Some records:
------------

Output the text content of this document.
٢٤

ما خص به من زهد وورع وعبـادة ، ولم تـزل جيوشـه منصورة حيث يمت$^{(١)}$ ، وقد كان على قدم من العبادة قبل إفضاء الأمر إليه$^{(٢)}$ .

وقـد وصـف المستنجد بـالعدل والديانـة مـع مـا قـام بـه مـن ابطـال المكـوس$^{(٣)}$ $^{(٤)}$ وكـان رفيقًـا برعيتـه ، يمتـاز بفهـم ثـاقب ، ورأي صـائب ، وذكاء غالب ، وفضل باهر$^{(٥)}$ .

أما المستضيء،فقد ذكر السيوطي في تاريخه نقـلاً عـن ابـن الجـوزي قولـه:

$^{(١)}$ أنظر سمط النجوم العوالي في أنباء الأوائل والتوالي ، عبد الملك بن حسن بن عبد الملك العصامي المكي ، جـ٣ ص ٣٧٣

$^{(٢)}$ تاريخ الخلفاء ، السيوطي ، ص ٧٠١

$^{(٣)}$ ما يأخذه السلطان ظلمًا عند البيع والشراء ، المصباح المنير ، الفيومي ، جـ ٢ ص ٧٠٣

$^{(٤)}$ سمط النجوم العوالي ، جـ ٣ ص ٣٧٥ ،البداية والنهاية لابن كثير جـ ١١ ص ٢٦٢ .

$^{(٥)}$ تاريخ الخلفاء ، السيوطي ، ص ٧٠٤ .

------------

_DIRECTIVE_
From the records above, extract each line exactly as shown.

_RESPONSE FOR THIS EXERCISE_
Output the text content of this document.
٢٤

ما خص به من زهد وورع وعبـادة ، ولم تـزل جيوشـه منصورة حيث يمت$^{(١)}$ ، وقد كان على قدم من العبادة قبل إفضاء الأمر إليه$^{(٢)}$ .

وقـد وصـف المستنجد بـالعدل والديانـة مـع مـا قـام بـه مـن ابطـال المكـوس$^{(٣)}$ $^{(٤)}$ وكـان رفيقًـا برعيتـه ، يمتـاز بفهـم ثـاقب ، ورأي صـائب ، وذكاء غالب ، وفضل باهر$^{(٥)}$ .

أما المستضيء،فقد ذكر السيوطي في تاريخه نقـلاً عـن ابـن الجـوزي قولـه:

$^{(١)}$ أنظر سمط النجوم العوالي في أنباء الأوائل والتوالي ، عبد الملك بن حسن بن عبد الملك العصامي المكي ، جـ٣ ص ٣٧٣

$^{(٢)}$ تاريخ الخلفاء ، السيوطي ، ص ٧٠١

$^{(٣)}$ ما يأخذه السلطان ظلمًا عند البيع والشراء ، المصباح المنير ، الفيومي ، جـ ٢ ص ٧٠٣

$^{(٤)}$ سمط النجوم العوالي ، جـ ٣ ص ٣٧٥ ،البداية والنهاية لابن كثير جـ ١١ ص ٢٦٢ .

$^{(٥)}$ تاريخ الخلفاء ، السيوطي ، ص ٧٠٤ .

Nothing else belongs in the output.